Dataset items:
_ _ _ _ _ _ _

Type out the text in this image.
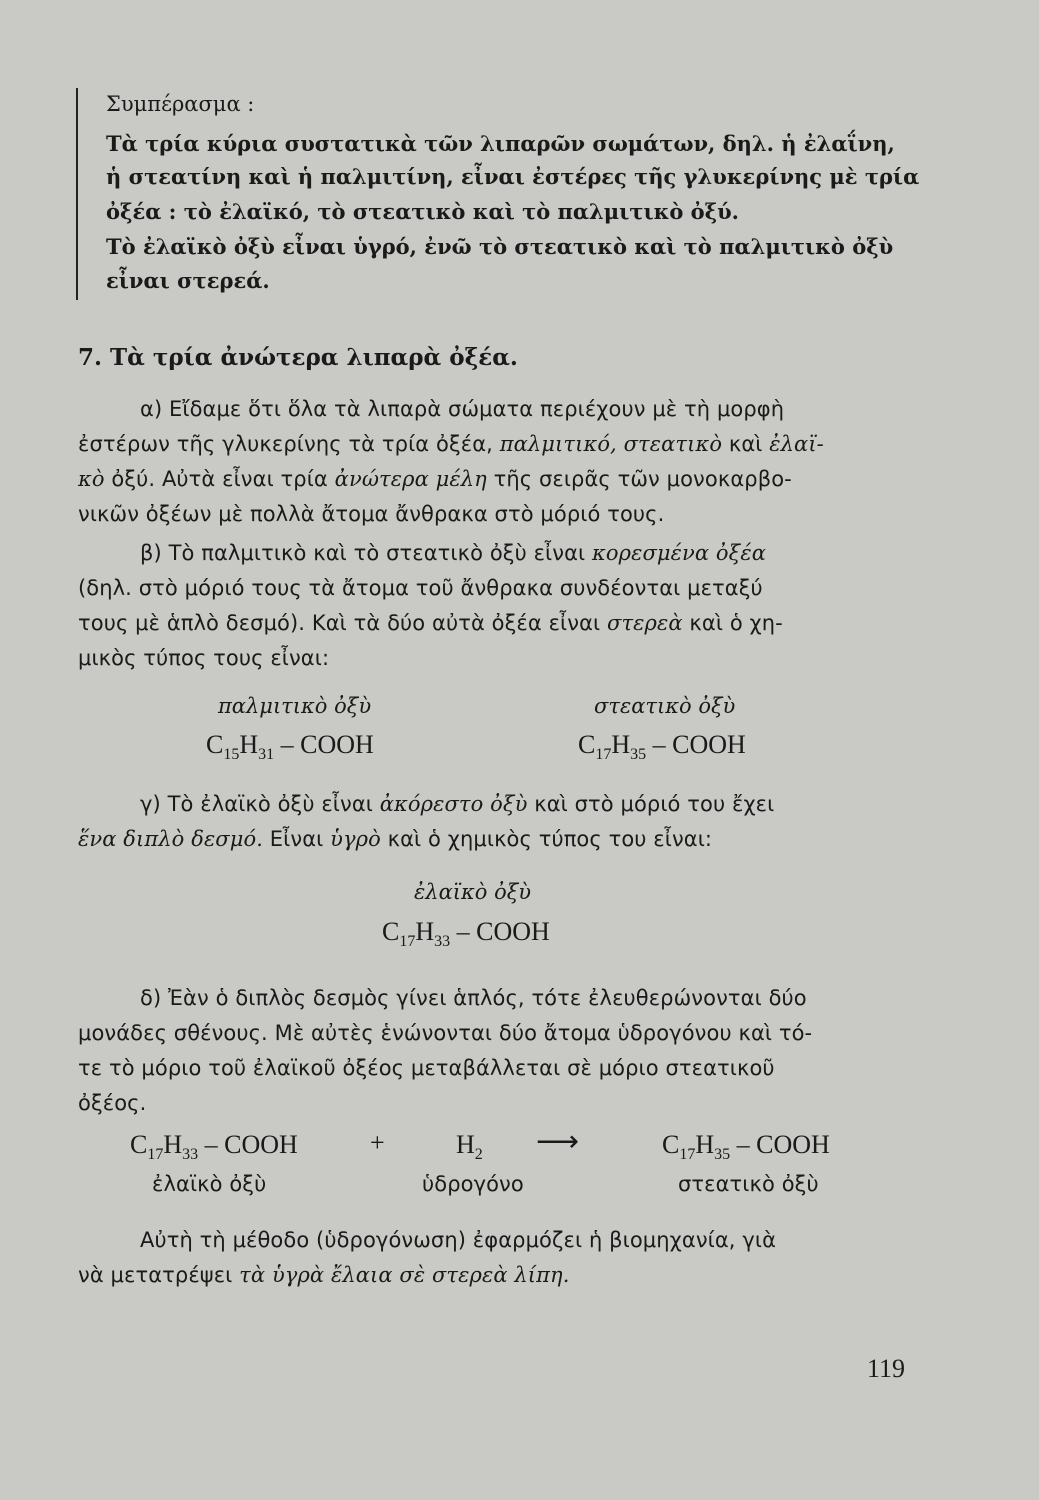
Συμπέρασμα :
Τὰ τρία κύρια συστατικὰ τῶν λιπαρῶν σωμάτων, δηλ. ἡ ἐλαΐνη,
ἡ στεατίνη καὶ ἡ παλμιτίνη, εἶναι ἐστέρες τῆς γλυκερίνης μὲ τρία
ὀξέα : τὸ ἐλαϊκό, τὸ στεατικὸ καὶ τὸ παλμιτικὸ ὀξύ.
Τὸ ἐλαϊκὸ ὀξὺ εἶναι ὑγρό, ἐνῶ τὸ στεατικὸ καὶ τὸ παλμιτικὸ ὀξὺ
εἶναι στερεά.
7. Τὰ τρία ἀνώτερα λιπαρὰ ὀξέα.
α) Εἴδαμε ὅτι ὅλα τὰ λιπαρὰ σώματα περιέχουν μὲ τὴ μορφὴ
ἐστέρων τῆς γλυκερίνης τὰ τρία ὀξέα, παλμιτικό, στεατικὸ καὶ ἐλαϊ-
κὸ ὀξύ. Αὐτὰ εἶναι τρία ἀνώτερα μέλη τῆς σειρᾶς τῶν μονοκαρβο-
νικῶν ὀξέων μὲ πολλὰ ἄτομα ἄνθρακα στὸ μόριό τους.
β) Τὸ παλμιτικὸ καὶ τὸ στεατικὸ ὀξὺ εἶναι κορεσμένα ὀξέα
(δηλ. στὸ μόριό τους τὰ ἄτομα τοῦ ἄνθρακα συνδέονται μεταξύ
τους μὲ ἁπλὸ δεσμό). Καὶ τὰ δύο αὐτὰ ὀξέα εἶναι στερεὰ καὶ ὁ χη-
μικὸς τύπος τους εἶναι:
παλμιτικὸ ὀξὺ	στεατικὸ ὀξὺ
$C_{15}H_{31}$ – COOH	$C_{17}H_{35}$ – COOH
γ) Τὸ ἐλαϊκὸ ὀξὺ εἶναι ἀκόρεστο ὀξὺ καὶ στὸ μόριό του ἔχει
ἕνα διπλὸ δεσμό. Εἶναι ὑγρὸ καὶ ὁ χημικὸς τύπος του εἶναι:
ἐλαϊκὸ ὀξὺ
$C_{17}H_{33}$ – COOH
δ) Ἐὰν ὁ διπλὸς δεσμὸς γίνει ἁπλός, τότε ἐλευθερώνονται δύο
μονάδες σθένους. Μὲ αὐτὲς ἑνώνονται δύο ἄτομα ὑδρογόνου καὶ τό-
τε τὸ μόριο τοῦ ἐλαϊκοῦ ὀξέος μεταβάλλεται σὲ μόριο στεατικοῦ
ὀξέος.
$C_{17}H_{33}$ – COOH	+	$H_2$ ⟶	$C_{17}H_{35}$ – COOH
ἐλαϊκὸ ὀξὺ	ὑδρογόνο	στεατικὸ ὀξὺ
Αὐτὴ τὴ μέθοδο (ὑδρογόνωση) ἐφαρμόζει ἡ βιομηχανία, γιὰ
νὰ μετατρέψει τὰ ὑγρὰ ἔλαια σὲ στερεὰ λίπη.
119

_ _ _ _ _ _ _

**Exercise**
In the records above, locate each line with the word "γλυκερίνης". Copy all such lines.

**Written answer**
ἡ στεατίνη καὶ ἡ παλμιτίνη, εἶναι ἐστέρες τῆς γλυκερίνης μὲ τρία
ἐστέρων τῆς γλυκερίνης τὰ τρία ὀξέα, παλμιτικό, στεατικὸ καὶ ἐλαϊ-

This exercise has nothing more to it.